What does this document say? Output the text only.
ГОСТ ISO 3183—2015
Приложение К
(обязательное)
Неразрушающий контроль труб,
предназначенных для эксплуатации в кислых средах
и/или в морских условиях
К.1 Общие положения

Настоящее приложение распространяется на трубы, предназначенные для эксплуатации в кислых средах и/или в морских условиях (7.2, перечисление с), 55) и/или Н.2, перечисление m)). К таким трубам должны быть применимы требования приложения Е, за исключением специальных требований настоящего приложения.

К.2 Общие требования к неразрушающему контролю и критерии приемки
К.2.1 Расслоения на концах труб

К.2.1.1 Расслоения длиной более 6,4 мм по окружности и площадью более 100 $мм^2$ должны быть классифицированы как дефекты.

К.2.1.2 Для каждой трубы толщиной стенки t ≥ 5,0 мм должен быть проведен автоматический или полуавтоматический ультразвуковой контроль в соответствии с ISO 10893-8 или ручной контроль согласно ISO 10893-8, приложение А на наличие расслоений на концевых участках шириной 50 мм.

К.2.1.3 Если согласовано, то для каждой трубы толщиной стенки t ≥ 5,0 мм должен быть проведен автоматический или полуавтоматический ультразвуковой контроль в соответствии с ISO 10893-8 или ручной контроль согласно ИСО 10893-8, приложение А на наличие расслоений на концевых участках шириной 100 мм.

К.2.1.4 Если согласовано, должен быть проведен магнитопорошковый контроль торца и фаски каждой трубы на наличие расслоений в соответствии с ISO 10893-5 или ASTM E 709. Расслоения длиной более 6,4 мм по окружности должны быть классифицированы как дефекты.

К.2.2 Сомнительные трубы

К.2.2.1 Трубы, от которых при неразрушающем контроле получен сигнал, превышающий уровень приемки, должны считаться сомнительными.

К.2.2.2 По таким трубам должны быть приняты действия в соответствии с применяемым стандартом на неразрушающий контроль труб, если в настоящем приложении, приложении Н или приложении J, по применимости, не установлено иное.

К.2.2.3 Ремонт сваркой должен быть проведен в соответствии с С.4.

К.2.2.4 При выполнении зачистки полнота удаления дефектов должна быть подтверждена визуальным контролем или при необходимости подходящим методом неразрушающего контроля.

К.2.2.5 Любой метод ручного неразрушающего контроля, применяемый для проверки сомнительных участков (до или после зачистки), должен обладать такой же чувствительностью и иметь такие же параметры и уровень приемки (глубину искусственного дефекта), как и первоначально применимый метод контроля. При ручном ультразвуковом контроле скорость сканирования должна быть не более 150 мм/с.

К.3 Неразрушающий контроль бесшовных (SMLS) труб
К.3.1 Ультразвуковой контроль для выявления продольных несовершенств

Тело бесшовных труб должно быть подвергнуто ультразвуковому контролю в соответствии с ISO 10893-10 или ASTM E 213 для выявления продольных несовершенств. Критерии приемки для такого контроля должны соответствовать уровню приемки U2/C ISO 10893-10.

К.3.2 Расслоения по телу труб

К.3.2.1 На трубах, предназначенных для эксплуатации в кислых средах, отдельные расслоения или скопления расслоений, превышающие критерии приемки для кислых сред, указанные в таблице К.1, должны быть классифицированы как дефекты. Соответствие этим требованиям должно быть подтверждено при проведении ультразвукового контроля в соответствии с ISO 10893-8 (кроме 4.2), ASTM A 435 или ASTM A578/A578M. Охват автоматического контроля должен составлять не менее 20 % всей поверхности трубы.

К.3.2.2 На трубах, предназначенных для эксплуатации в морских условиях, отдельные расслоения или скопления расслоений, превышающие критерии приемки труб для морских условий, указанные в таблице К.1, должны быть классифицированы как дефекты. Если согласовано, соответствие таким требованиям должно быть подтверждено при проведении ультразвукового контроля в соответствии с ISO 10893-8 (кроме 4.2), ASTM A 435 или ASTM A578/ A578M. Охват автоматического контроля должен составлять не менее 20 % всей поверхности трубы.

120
____
Reproduce all of the entries word for word.

What does this document say? Output the text only.
ГОСТ ISO 3183—2015
Приложение К
(обязательное)
Неразрушающий контроль труб,
предназначенных для эксплуатации в кислых средах
и/или в морских условиях
К.1 Общие положения

Настоящее приложение распространяется на трубы, предназначенные для эксплуатации в кислых средах и/или в морских условиях (7.2, перечисление с), 55) и/или Н.2, перечисление m)). К таким трубам должны быть применимы требования приложения Е, за исключением специальных требований настоящего приложения.

К.2 Общие требования к неразрушающему контролю и критерии приемки
К.2.1 Расслоения на концах труб

К.2.1.1 Расслоения длиной более 6,4 мм по окружности и площадью более 100 $мм^2$ должны быть классифицированы как дефекты.

К.2.1.2 Для каждой трубы толщиной стенки t ≥ 5,0 мм должен быть проведен автоматический или полуавтоматический ультразвуковой контроль в соответствии с ISO 10893-8 или ручной контроль согласно ISO 10893-8, приложение А на наличие расслоений на концевых участках шириной 50 мм.

К.2.1.3 Если согласовано, то для каждой трубы толщиной стенки t ≥ 5,0 мм должен быть проведен автоматический или полуавтоматический ультразвуковой контроль в соответствии с ISO 10893-8 или ручной контроль согласно ИСО 10893-8, приложение А на наличие расслоений на концевых участках шириной 100 мм.

К.2.1.4 Если согласовано, должен быть проведен магнитопорошковый контроль торца и фаски каждой трубы на наличие расслоений в соответствии с ISO 10893-5 или ASTM E 709. Расслоения длиной более 6,4 мм по окружности должны быть классифицированы как дефекты.

К.2.2 Сомнительные трубы

К.2.2.1 Трубы, от которых при неразрушающем контроле получен сигнал, превышающий уровень приемки, должны считаться сомнительными.

К.2.2.2 По таким трубам должны быть приняты действия в соответствии с применяемым стандартом на неразрушающий контроль труб, если в настоящем приложении, приложении Н или приложении J, по применимости, не установлено иное.

К.2.2.3 Ремонт сваркой должен быть проведен в соответствии с С.4.

К.2.2.4 При выполнении зачистки полнота удаления дефектов должна быть подтверждена визуальным контролем или при необходимости подходящим методом неразрушающего контроля.

К.2.2.5 Любой метод ручного неразрушающего контроля, применяемый для проверки сомнительных участков (до или после зачистки), должен обладать такой же чувствительностью и иметь такие же параметры и уровень приемки (глубину искусственного дефекта), как и первоначально применимый метод контроля. При ручном ультразвуковом контроле скорость сканирования должна быть не более 150 мм/с.

К.3 Неразрушающий контроль бесшовных (SMLS) труб
К.3.1 Ультразвуковой контроль для выявления продольных несовершенств

Тело бесшовных труб должно быть подвергнуто ультразвуковому контролю в соответствии с ISO 10893-10 или ASTM E 213 для выявления продольных несовершенств. Критерии приемки для такого контроля должны соответствовать уровню приемки U2/C ISO 10893-10.

К.3.2 Расслоения по телу труб

К.3.2.1 На трубах, предназначенных для эксплуатации в кислых средах, отдельные расслоения или скопления расслоений, превышающие критерии приемки для кислых сред, указанные в таблице К.1, должны быть классифицированы как дефекты. Соответствие этим требованиям должно быть подтверждено при проведении ультразвукового контроля в соответствии с ISO 10893-8 (кроме 4.2), ASTM A 435 или ASTM A578/A578M. Охват автоматического контроля должен составлять не менее 20 % всей поверхности трубы.

К.3.2.2 На трубах, предназначенных для эксплуатации в морских условиях, отдельные расслоения или скопления расслоений, превышающие критерии приемки труб для морских условий, указанные в таблице К.1, должны быть классифицированы как дефекты. Если согласовано, соответствие таким требованиям должно быть подтверждено при проведении ультразвукового контроля в соответствии с ISO 10893-8 (кроме 4.2), ASTM A 435 или ASTM A578/ A578M. Охват автоматического контроля должен составлять не менее 20 % всей поверхности трубы.

120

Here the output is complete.